━━━━━ Text passage

|THE GOOD, THE DAB AND THE UGLY: Pitso Mosimane|
"WHEN WE PLAY LIKE THIS, NOBODY IN SOUTH AFRICA CAN LIVE WITH US. NOBODY ON THE AFRICAN CONTINENT"
Pitso Mosimane, Mamelodi Sundowns
Saturday was a good day to be South African. A week after Bafana Bafana and the Springboks had let down the nation, after a week where Thuli Madonsela, angry students and cunning politicians had left us reeling, the Lucas Masterpieces Moripe Stadium in Atteridgeville provided more than a little solace.
The first leg of the African Champions League final was not expected to be a massive triumph, a glorious goal-fest. Pitso Mosimane was supposed to ensure his mighty Mamelodi Sundowns did not concede at home against Egyptian giants Zamalek. Nobody expected THREE GOALS from Masandawana. Even in my guise as the White Sangoma I only predicted a 2-0 win, and that felt optimistic.
But surpassing all expectations, Sundowns put the Egyptians, for all their continental pedigree, to the sword. Like the Sphinx, the White Knights had their noses throughly put out of joint.
The first goal, coming after 31 minutes of KaboYellow domination, was an absolute beauty. Hlompho Kekana, one of FOUR South African nominees for the CAF African-based player of the year, did the assisting with a wonderful ball to put the Liberian through.
But it was the wonderfully named Anthony Snoti Laffor, first brought to South Africa by Jomo Sono 11 years ago, who did the finishing. The 31-year-old, for so long an afterthought in the Sundowns strike force, simply rammed the ball home to lift a near-full stadium in to yellow mellow.

━━━━━━━━━━
━━━━━ Supplied information

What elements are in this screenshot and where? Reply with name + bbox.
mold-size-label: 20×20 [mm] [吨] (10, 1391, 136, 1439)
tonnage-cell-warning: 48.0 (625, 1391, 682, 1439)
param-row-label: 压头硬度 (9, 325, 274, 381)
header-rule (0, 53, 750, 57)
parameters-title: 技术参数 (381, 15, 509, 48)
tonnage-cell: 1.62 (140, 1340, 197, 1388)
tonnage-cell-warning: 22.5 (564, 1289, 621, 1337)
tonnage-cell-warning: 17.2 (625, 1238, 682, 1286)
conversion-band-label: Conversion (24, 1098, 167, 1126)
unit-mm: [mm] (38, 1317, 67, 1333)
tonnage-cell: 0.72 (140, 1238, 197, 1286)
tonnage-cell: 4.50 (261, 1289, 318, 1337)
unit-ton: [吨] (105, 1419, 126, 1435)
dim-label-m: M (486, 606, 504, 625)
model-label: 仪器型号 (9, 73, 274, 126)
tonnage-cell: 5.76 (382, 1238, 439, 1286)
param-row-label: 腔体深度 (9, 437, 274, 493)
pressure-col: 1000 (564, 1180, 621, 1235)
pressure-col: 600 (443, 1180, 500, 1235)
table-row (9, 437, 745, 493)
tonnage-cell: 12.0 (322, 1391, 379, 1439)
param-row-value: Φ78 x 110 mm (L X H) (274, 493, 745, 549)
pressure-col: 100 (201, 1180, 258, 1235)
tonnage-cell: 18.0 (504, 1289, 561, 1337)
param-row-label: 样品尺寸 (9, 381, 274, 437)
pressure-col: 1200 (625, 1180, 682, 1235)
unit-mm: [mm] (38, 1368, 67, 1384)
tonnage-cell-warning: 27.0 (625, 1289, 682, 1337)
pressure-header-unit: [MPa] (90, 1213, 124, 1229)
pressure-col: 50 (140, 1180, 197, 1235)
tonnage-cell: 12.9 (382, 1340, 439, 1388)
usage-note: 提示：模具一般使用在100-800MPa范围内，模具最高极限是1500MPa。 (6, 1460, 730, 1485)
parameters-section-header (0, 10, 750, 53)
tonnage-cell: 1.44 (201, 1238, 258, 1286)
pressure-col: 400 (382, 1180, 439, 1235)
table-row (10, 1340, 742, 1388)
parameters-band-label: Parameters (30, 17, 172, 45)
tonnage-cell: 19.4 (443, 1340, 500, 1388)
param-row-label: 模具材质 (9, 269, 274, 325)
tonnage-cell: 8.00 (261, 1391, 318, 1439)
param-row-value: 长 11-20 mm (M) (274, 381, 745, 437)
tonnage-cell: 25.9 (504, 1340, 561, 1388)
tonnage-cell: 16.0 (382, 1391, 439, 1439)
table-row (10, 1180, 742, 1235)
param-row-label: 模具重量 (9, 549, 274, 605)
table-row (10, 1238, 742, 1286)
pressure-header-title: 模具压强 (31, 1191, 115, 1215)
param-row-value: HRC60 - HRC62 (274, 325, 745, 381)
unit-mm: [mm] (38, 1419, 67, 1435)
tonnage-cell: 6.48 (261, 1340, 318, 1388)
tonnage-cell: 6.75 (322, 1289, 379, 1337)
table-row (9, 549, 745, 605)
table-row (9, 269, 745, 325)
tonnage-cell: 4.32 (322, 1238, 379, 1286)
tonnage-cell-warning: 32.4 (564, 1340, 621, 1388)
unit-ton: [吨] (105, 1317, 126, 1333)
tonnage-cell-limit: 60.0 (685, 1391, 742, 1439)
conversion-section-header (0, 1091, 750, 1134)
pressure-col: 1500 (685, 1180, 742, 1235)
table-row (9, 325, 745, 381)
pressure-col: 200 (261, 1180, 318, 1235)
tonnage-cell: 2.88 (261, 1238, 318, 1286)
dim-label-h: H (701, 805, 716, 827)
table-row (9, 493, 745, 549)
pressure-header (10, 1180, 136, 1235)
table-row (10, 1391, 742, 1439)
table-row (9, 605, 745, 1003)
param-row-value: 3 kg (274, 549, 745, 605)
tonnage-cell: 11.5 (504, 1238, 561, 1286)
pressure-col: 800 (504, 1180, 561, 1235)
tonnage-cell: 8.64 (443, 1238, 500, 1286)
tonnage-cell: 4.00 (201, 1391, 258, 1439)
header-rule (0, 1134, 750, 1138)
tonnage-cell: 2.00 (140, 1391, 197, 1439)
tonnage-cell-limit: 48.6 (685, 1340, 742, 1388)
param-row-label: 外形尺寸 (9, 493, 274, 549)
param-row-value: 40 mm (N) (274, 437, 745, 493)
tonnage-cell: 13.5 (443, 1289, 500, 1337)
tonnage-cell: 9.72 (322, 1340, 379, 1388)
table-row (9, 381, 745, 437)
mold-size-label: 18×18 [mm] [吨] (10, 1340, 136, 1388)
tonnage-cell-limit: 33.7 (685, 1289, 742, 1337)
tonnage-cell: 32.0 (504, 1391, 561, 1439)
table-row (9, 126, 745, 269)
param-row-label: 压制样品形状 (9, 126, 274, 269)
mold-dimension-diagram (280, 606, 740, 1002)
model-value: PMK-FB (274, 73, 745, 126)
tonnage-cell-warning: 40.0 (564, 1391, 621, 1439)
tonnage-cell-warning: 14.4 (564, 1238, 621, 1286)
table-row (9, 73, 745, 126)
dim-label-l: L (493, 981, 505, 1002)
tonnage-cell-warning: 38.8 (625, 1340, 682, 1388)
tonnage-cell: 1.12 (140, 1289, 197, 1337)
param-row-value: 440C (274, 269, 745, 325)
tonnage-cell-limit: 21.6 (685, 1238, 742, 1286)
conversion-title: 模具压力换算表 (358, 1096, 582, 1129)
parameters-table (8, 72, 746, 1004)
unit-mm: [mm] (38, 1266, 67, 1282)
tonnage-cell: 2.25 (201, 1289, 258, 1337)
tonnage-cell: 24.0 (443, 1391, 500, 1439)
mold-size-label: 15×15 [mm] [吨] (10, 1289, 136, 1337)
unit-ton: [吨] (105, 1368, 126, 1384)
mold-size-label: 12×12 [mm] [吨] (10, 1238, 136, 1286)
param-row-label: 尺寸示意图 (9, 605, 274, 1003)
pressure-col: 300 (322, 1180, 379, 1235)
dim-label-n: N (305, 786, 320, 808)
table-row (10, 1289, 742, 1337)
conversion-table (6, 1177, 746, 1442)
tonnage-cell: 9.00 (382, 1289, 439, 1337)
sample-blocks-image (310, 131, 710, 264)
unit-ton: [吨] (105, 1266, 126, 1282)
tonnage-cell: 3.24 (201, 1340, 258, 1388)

━━━━━━━━━━

**Required action**. Write the next part of the match report on Mamelodi Sundowns' first-leg win over Zamalek, picking up after its last sentence. Nothing in the rows is required for what comes next.

**Reply**.
With Cuthbert Malajile gone to BidvestWits and his replacement Sibusiso Vilakazi not eligible for Champions League selection, Laffor has grabbed his chances with both hands before and after the ankle injury picked up by Colombian Leo Castro.
Laffor’s strike was followed by Tebogo Langerman’s speculative cross dropping in to the net over El-Shenawy’s desperate grasp before half-time. Few would claim it was shot, but they all count and 2-0 at the break was the least Sundowns deserved for their dominance.
Seconds in to the second half, Percy Tau saw his effort across the face of goal deflected home for a crucial own-goal.
And that was it. Zamalek, awful in the heat and altitude, looked completely unprepared. Their coach complained afterwards about Mosimane moving the kick-off to 3pm when they are used to playing in the evenings.
But that’s the point of continental football: make the away trip as grim as you can. Zamalek produced some sort of fight back in the second half, knowing an away goal could change the complexion completely.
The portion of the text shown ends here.